● WHAT YOU SHOULD DO
Retype the lines from the line with "y-tick-label: 35.0 bbox=[616, 268, 647, 284]" up to and including the line with "data-point-touch-0 bbox=[60, 492, 72, 503]".

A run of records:
****

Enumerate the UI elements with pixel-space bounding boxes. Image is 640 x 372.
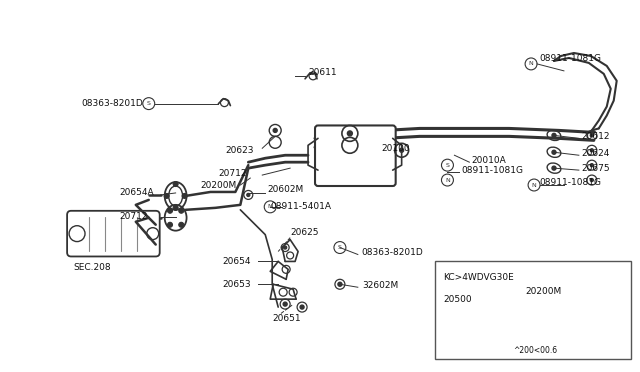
Text: 20624: 20624: [581, 149, 609, 158]
Text: N: N: [445, 177, 450, 183]
Circle shape: [173, 182, 178, 186]
Text: 20200M: 20200M: [525, 287, 561, 296]
Circle shape: [247, 193, 250, 196]
Circle shape: [284, 246, 287, 249]
Circle shape: [173, 205, 178, 210]
Circle shape: [552, 150, 556, 154]
Text: S: S: [445, 163, 449, 168]
Text: 20712: 20712: [119, 212, 147, 221]
Circle shape: [590, 164, 593, 167]
Circle shape: [168, 222, 173, 227]
Text: 20625: 20625: [290, 228, 319, 237]
Circle shape: [179, 222, 184, 227]
Circle shape: [399, 148, 404, 152]
Text: SEC.208: SEC.208: [73, 263, 111, 272]
Circle shape: [590, 179, 593, 182]
Text: 20100: 20100: [381, 144, 410, 153]
Circle shape: [179, 208, 184, 213]
Text: 08363-8201D: 08363-8201D: [362, 248, 424, 257]
Text: 08911-5401A: 08911-5401A: [270, 202, 332, 211]
Text: 20712: 20712: [218, 169, 247, 177]
Text: 20611: 20611: [308, 68, 337, 77]
Circle shape: [182, 193, 187, 198]
Text: 20200M: 20200M: [200, 180, 237, 189]
Circle shape: [348, 131, 353, 136]
Circle shape: [300, 305, 304, 309]
Circle shape: [552, 134, 556, 137]
Text: 20602M: 20602M: [268, 186, 303, 195]
Circle shape: [552, 166, 556, 170]
Text: ^200<00.6: ^200<00.6: [513, 346, 557, 355]
Text: 20623: 20623: [225, 146, 254, 155]
Text: 08911-1081G: 08911-1081G: [461, 166, 524, 174]
Text: 20675: 20675: [581, 164, 609, 173]
Text: N: N: [532, 183, 536, 187]
Text: 08911-1081G: 08911-1081G: [539, 177, 601, 186]
Circle shape: [273, 128, 277, 132]
Text: 32602M: 32602M: [362, 281, 398, 290]
Circle shape: [590, 134, 593, 137]
Text: 08911-1081G: 08911-1081G: [539, 54, 601, 64]
Text: 20612: 20612: [581, 132, 609, 141]
Circle shape: [164, 193, 169, 198]
Text: 20653: 20653: [223, 280, 251, 289]
Text: KC>4WDVG30E: KC>4WDVG30E: [444, 273, 514, 282]
Text: 20654A: 20654A: [119, 189, 154, 198]
Circle shape: [283, 302, 287, 306]
Text: 20654: 20654: [223, 257, 251, 266]
Text: 20651: 20651: [272, 314, 301, 324]
FancyBboxPatch shape: [67, 211, 160, 256]
Circle shape: [168, 208, 173, 213]
Text: 20500: 20500: [444, 295, 472, 304]
Text: 20010A: 20010A: [471, 156, 506, 165]
Text: S: S: [338, 245, 342, 250]
Circle shape: [338, 282, 342, 286]
Text: N: N: [529, 61, 534, 67]
Circle shape: [590, 149, 593, 152]
Bar: [435, 262, 630, 359]
Text: 08363-8201D: 08363-8201D: [81, 99, 143, 108]
Text: S: S: [147, 101, 150, 106]
Text: N: N: [268, 204, 273, 209]
FancyBboxPatch shape: [315, 125, 396, 186]
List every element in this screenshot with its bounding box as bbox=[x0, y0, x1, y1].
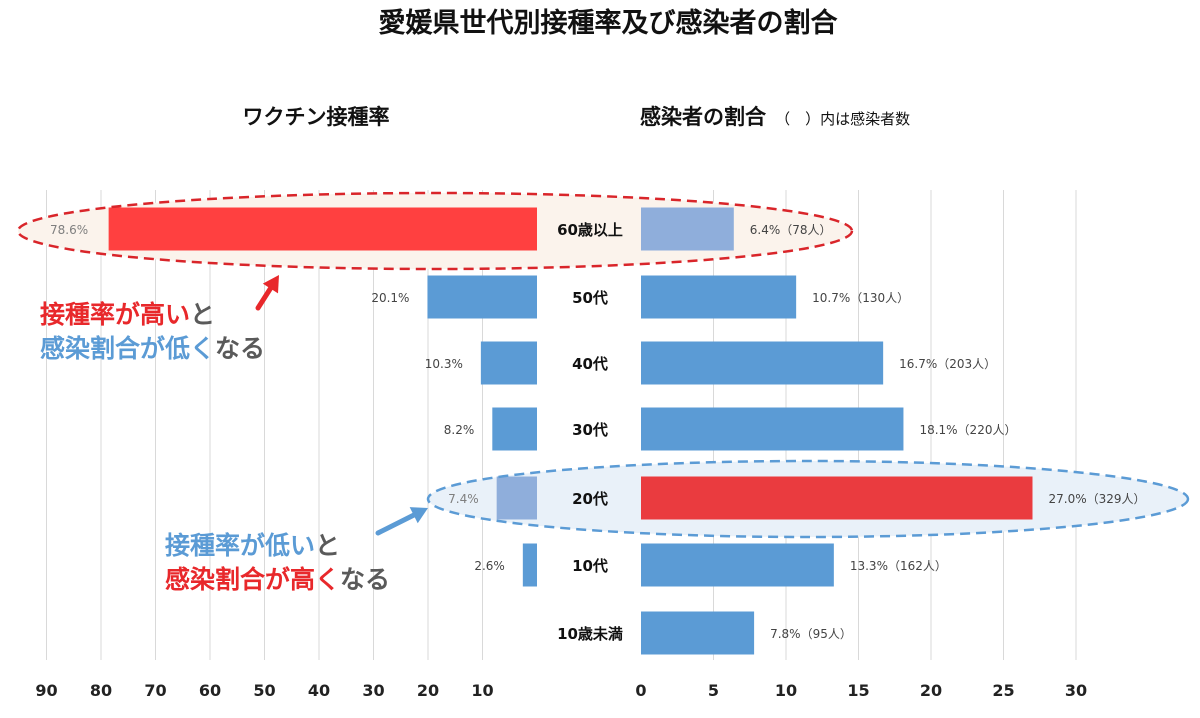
vaccination-bar-50s bbox=[427, 275, 537, 319]
right-tick-label-20: 20 bbox=[920, 681, 942, 700]
left-tick-label-30: 30 bbox=[362, 681, 384, 700]
category-label-30s: 30代 bbox=[572, 421, 608, 439]
grid-layer bbox=[46, 190, 1077, 660]
vaccination-data-label-30s: 8.2% bbox=[444, 423, 475, 437]
arrow-up-red-icon bbox=[255, 275, 279, 311]
left-tick-label-40: 40 bbox=[308, 681, 330, 700]
infection-bar-50s bbox=[641, 275, 797, 319]
left-tick-label-70: 70 bbox=[144, 681, 166, 700]
callout-bottom-line-2-segment-1: 感染割合が高く bbox=[165, 565, 340, 594]
right-tick-label-5: 5 bbox=[708, 681, 719, 700]
callout-top-line-1-segment-1: 接種率が高い bbox=[40, 300, 190, 329]
infection-bar-30s bbox=[641, 407, 904, 451]
right-tick-label-0: 0 bbox=[635, 681, 646, 700]
right-panel-title-main: 感染者の割合 bbox=[640, 105, 767, 129]
left-tick-label-10: 10 bbox=[471, 681, 493, 700]
bar-layer bbox=[108, 207, 1033, 655]
infection-data-label-30s: 18.1%（220人） bbox=[919, 423, 1016, 437]
infection-bar-under-10 bbox=[641, 611, 755, 655]
left-tick-label-60: 60 bbox=[199, 681, 221, 700]
vaccination-data-label-40s: 10.3% bbox=[425, 357, 463, 371]
right-tick-label-15: 15 bbox=[847, 681, 869, 700]
callout-bottom-line-2: 感染割合が高くなる bbox=[165, 565, 390, 594]
category-label-50s: 50代 bbox=[572, 289, 608, 307]
vaccination-bar-30s bbox=[492, 407, 537, 451]
right-tick-label-30: 30 bbox=[1065, 681, 1087, 700]
arrow-up-blue-icon-shaft bbox=[375, 512, 417, 536]
vaccination-bar-60-plus bbox=[108, 207, 537, 251]
arrow-up-red-icon-head bbox=[262, 275, 279, 294]
category-label-20s: 20代 bbox=[572, 490, 608, 508]
left-tick-label-20: 20 bbox=[417, 681, 439, 700]
infection-data-label-60-plus: 6.4%（78人） bbox=[750, 223, 832, 237]
arrow-up-blue-icon-head bbox=[409, 507, 428, 524]
callout-top-line-1: 接種率が高いと bbox=[40, 300, 215, 329]
infection-bar-40s bbox=[641, 341, 884, 385]
chart-title: 愛媛県世代別接種率及び感染者の割合 bbox=[379, 7, 838, 39]
callout-top-line-2-segment-2: なる bbox=[215, 334, 265, 363]
vaccination-bar-20s bbox=[496, 476, 537, 520]
vaccination-bar-10s bbox=[522, 543, 537, 587]
ellipse-highlight-bottom bbox=[426, 459, 1190, 539]
arrow-up-blue-icon bbox=[375, 507, 428, 536]
callout-bottom-line-1-segment-1: 接種率が低い bbox=[165, 531, 315, 560]
category-label-under-10: 10歳未満 bbox=[557, 625, 623, 643]
callout-top-line-2: 感染割合が低くなる bbox=[40, 334, 265, 363]
vaccination-data-label-20s: 7.4% bbox=[448, 492, 479, 506]
category-label-40s: 40代 bbox=[572, 355, 608, 373]
callout-top-line-1-segment-2: と bbox=[190, 300, 215, 329]
right-tick-label-25: 25 bbox=[992, 681, 1014, 700]
category-label-10s: 10代 bbox=[572, 557, 608, 575]
arrow-up-red-icon-shaft bbox=[255, 285, 273, 311]
right-tick-label-10: 10 bbox=[775, 681, 797, 700]
vaccination-data-label-50s: 20.1% bbox=[371, 291, 409, 305]
ellipse-outline-layer bbox=[16, 191, 1190, 539]
infection-bar-20s bbox=[641, 476, 1033, 520]
infection-data-label-50s: 10.7%（130人） bbox=[812, 291, 909, 305]
infection-data-label-10s: 13.3%（162人） bbox=[850, 559, 947, 573]
label-layer: 90 80 70 60 50 40 30 20 10 0 5 10 15 20 25 30 78.6% 20.1%… bbox=[35, 221, 1145, 700]
vaccination-data-label-60-plus: 78.6% bbox=[50, 223, 88, 237]
callout-bottom-line-1-segment-2: と bbox=[315, 531, 340, 560]
infection-data-label-40s: 16.7%（203人） bbox=[899, 357, 996, 371]
callout-bottom-line-1: 接種率が低いと bbox=[165, 531, 340, 560]
left-panel-title: ワクチン接種率 bbox=[243, 105, 390, 129]
infection-bar-60-plus bbox=[641, 207, 734, 251]
right-panel-title: 感染者の割合 （ ）内は感染者数 bbox=[640, 105, 910, 129]
infection-data-label-under-10: 7.8%（95人） bbox=[770, 627, 852, 641]
vaccination-bar-40s bbox=[480, 341, 537, 385]
vaccination-data-label-10s: 2.6% bbox=[474, 559, 505, 573]
left-tick-label-50: 50 bbox=[253, 681, 275, 700]
infection-data-label-20s: 27.0%（329人） bbox=[1049, 492, 1146, 506]
category-label-60-plus: 60歳以上 bbox=[557, 221, 623, 239]
left-tick-label-90: 90 bbox=[35, 681, 57, 700]
ellipse-highlight-top bbox=[16, 191, 854, 271]
callout-top-line-2-segment-1: 感染割合が低く bbox=[40, 334, 215, 363]
callout-bottom-line-2-segment-2: なる bbox=[340, 565, 390, 594]
right-panel-note: （ ）内は感染者数 bbox=[775, 110, 910, 128]
left-tick-label-80: 80 bbox=[90, 681, 112, 700]
infection-bar-10s bbox=[641, 543, 834, 587]
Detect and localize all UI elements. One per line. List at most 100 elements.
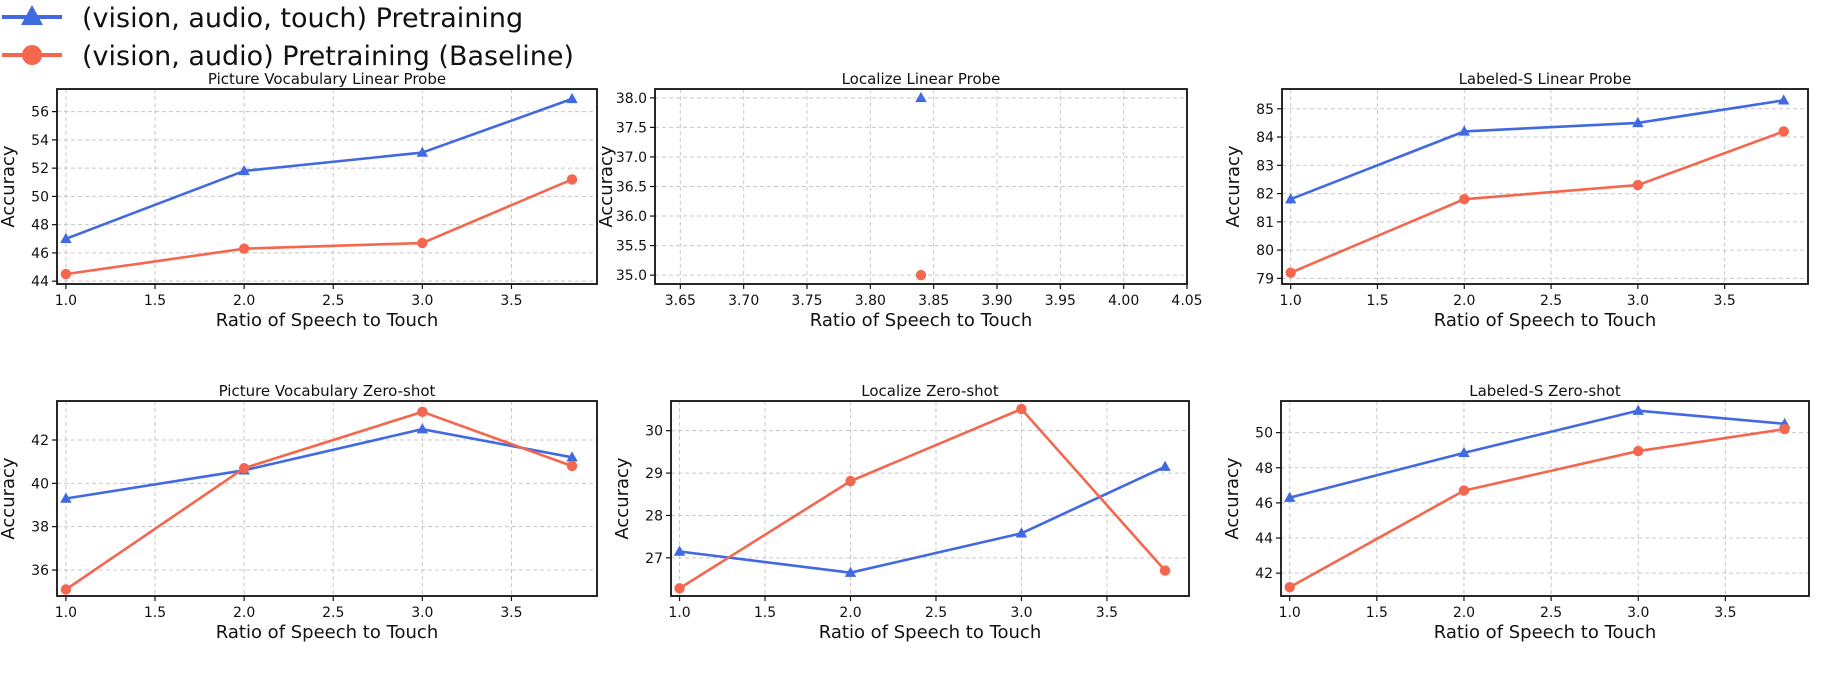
y-tick-label: 35.0 bbox=[616, 268, 647, 284]
data-point-baseline-1 bbox=[1459, 194, 1470, 205]
plot-frame bbox=[670, 400, 1190, 597]
y-axis-label: Accuracy bbox=[1222, 457, 1243, 540]
chart-title: Localize Zero-shot bbox=[861, 382, 999, 400]
data-point-baseline-2 bbox=[1632, 179, 1644, 191]
data-point-touch-1 bbox=[1458, 125, 1470, 136]
series-line-baseline bbox=[1290, 130, 1785, 274]
data-point-baseline-3 bbox=[566, 174, 578, 185]
y-axis-label: Accuracy bbox=[0, 145, 19, 228]
data-point-touch-3 bbox=[1777, 94, 1790, 105]
data-point-baseline-0 bbox=[60, 268, 72, 280]
x-tick-label: 2.0 bbox=[233, 605, 255, 621]
x-axis-label: Ratio of Speech to Touch bbox=[819, 622, 1042, 643]
legend-entry-touch: (vision, audio, touch) Pretraining bbox=[2, 3, 523, 34]
y-tick-label: 80 bbox=[1256, 243, 1274, 259]
x-tick-label: 3.5 bbox=[1714, 605, 1736, 621]
series-line-baseline bbox=[678, 407, 1167, 590]
x-tick-label: 3.0 bbox=[1627, 605, 1649, 621]
series-line-touch bbox=[679, 465, 1166, 574]
data-point-baseline-0 bbox=[1284, 582, 1295, 593]
chart-localize-zero-shot: 1.0 1.5 2.0 2.5 3.0 3.5 27 28 29 30 Localize Zero-… bbox=[604, 382, 1224, 686]
data-point-baseline-3 bbox=[1779, 423, 1790, 435]
data-point-baseline-3 bbox=[1159, 565, 1171, 576]
data-point-baseline-3 bbox=[566, 460, 578, 472]
x-tick-label: 3.0 bbox=[1627, 293, 1649, 309]
y-tick-label: 82 bbox=[1256, 187, 1274, 203]
y-tick-label: 44 bbox=[1255, 531, 1273, 547]
data-point-touch-2 bbox=[416, 146, 429, 157]
x-tick-label: 2.5 bbox=[322, 605, 344, 621]
x-tick-label: 2.5 bbox=[1540, 605, 1562, 621]
chart-labeled-s-zero-shot: 1.0 1.5 2.0 2.5 3.0 3.5 42 44 46 48 50 Labeled-S Ze… bbox=[1213, 382, 1821, 686]
data-point-touch-2 bbox=[1632, 116, 1644, 128]
data-point-touch-0 bbox=[60, 492, 72, 503]
x-tick-label: 3.95 bbox=[1045, 293, 1076, 309]
x-tick-label: 3.0 bbox=[411, 605, 433, 621]
chart-svg: 1.0 1.5 2.0 2.5 3.0 3.5 44 46 48 50 52 54 56 Picture … bbox=[0, 70, 598, 331]
series-line-touch bbox=[1290, 99, 1784, 201]
y-tick-label: 27 bbox=[645, 551, 663, 567]
x-tick-label: 4.05 bbox=[1171, 293, 1202, 309]
legend-label-baseline: (vision, audio) Pretraining (Baseline) bbox=[82, 41, 574, 72]
data-point-baseline-2 bbox=[417, 406, 428, 418]
plot-frame bbox=[1281, 88, 1809, 285]
y-tick-label: 52 bbox=[31, 161, 49, 177]
legend-triangle-marker-icon bbox=[21, 5, 43, 25]
x-tick-label: 3.65 bbox=[665, 293, 696, 309]
y-tick-label: 36 bbox=[31, 563, 49, 579]
legend: (vision, audio, touch) Pretraining (visi… bbox=[2, 3, 574, 72]
x-tick-label: 2.0 bbox=[839, 605, 861, 621]
x-tick-label: 3.0 bbox=[411, 293, 433, 309]
chart-title: Picture Vocabulary Zero-shot bbox=[219, 382, 436, 400]
data-point-baseline-1 bbox=[1458, 485, 1470, 496]
y-tick-label: 46 bbox=[31, 246, 49, 262]
chart-picture-vocabulary-linear-probe: 1.0 1.5 2.0 2.5 3.0 3.5 44 46 48 50 52 54 56 Picture … bbox=[0, 70, 620, 374]
x-tick-label: 2.5 bbox=[1540, 293, 1562, 309]
x-tick-label: 2.5 bbox=[925, 605, 947, 621]
x-tick-label: 1.5 bbox=[144, 293, 166, 309]
x-tick-label: 1.5 bbox=[754, 605, 776, 621]
y-tick-label: 54 bbox=[31, 133, 49, 149]
x-axis-label: Ratio of Speech to Touch bbox=[810, 310, 1033, 331]
data-point-baseline-3 bbox=[1778, 126, 1789, 137]
x-tick-label: 1.5 bbox=[144, 605, 166, 621]
x-tick-label: 2.5 bbox=[322, 293, 344, 309]
data-point-baseline-1 bbox=[238, 243, 250, 254]
x-tick-label: 1.0 bbox=[1279, 605, 1301, 621]
y-tick-label: 79 bbox=[1256, 271, 1274, 287]
data-point-baseline-1 bbox=[845, 475, 856, 487]
series-line-baseline bbox=[65, 410, 573, 591]
y-tick-label: 48 bbox=[1255, 461, 1273, 477]
x-axis-label: Ratio of Speech to Touch bbox=[216, 310, 439, 331]
legend-circle-marker-icon bbox=[22, 45, 42, 65]
chart-svg: 1.0 1.5 2.0 2.5 3.0 3.5 42 44 46 48 50 Labeled-S Ze… bbox=[1222, 382, 1810, 643]
y-tick-label: 40 bbox=[31, 476, 49, 492]
y-tick-label: 28 bbox=[645, 508, 663, 524]
series-line-touch bbox=[65, 97, 573, 240]
chart-labeled-s-linear-probe: 1.0 1.5 2.0 2.5 3.0 3.5 79 80 81 82 83 84 85 Labeled-… bbox=[1213, 70, 1821, 374]
data-point-baseline-2 bbox=[417, 237, 428, 249]
x-axis-label: Ratio of Speech to Touch bbox=[1434, 310, 1657, 331]
x-tick-label: 3.5 bbox=[500, 293, 522, 309]
data-point-touch-3 bbox=[566, 451, 578, 462]
data-point-touch-1 bbox=[844, 566, 857, 577]
chart-title: Localize Linear Probe bbox=[842, 70, 1001, 88]
x-tick-label: 3.70 bbox=[728, 293, 759, 309]
plot-frame bbox=[1280, 400, 1810, 597]
y-tick-label: 84 bbox=[1256, 130, 1274, 146]
chart-title: Labeled-S Linear Probe bbox=[1459, 70, 1632, 88]
x-tick-label: 2.0 bbox=[1453, 293, 1475, 309]
series-line-touch bbox=[1289, 409, 1785, 499]
x-tick-label: 3.5 bbox=[500, 605, 522, 621]
x-tick-label: 2.0 bbox=[233, 293, 255, 309]
x-tick-label: 1.0 bbox=[55, 293, 77, 309]
y-tick-label: 50 bbox=[1255, 426, 1273, 442]
data-point-baseline-0 bbox=[1285, 267, 1296, 278]
x-tick-label: 3.5 bbox=[1096, 605, 1118, 621]
data-point-touch-0 bbox=[915, 91, 927, 103]
y-tick-label: 29 bbox=[645, 466, 663, 482]
y-tick-label: 30 bbox=[645, 424, 663, 440]
x-tick-label: 3.75 bbox=[791, 293, 822, 309]
plot-frame bbox=[56, 88, 598, 285]
y-axis-label: Accuracy bbox=[596, 145, 617, 228]
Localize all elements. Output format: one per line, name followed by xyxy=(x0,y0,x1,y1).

****

● FULL SOLUTION
y-tick-label: 35.0 bbox=[616, 268, 647, 284]
data-point-baseline-1 bbox=[1459, 194, 1470, 205]
plot-frame bbox=[670, 400, 1190, 597]
y-axis-label: Accuracy bbox=[1222, 457, 1243, 540]
chart-title: Localize Zero-shot bbox=[861, 382, 999, 400]
data-point-baseline-2 bbox=[1632, 179, 1644, 191]
data-point-touch-1 bbox=[1458, 125, 1470, 136]
series-line-baseline bbox=[1290, 130, 1785, 274]
data-point-baseline-3 bbox=[566, 174, 578, 185]
y-axis-label: Accuracy bbox=[0, 145, 19, 228]
data-point-touch-3 bbox=[1777, 94, 1790, 105]
data-point-baseline-0 bbox=[60, 268, 72, 280]
x-tick-label: 2.0 bbox=[233, 605, 255, 621]
x-axis-label: Ratio of Speech to Touch bbox=[819, 622, 1042, 643]
legend-entry-touch: (vision, audio, touch) Pretraining bbox=[2, 3, 523, 34]
y-tick-label: 80 bbox=[1256, 243, 1274, 259]
x-tick-label: 3.5 bbox=[1714, 605, 1736, 621]
series-line-baseline bbox=[678, 407, 1167, 590]
x-tick-label: 3.0 bbox=[1627, 605, 1649, 621]
series-line-touch bbox=[679, 465, 1166, 574]
data-point-baseline-0 bbox=[1284, 582, 1295, 593]
chart-localize-zero-shot: 1.0 1.5 2.0 2.5 3.0 3.5 27 28 29 30 Localize Zero-… bbox=[604, 382, 1224, 686]
data-point-baseline-3 bbox=[1779, 423, 1790, 435]
data-point-baseline-3 bbox=[1159, 565, 1171, 576]
data-point-baseline-3 bbox=[566, 460, 578, 472]
x-tick-label: 3.0 bbox=[1627, 293, 1649, 309]
y-tick-label: 82 bbox=[1256, 187, 1274, 203]
y-tick-label: 44 bbox=[1255, 531, 1273, 547]
data-point-touch-2 bbox=[416, 146, 429, 157]
x-tick-label: 2.5 bbox=[322, 605, 344, 621]
x-tick-label: 2.5 bbox=[1540, 605, 1562, 621]
chart-labeled-s-zero-shot: 1.0 1.5 2.0 2.5 3.0 3.5 42 44 46 48 50 Labeled-S Ze… bbox=[1213, 382, 1821, 686]
data-point-touch-2 bbox=[1632, 116, 1644, 128]
data-point-touch-0 bbox=[60, 492, 72, 503]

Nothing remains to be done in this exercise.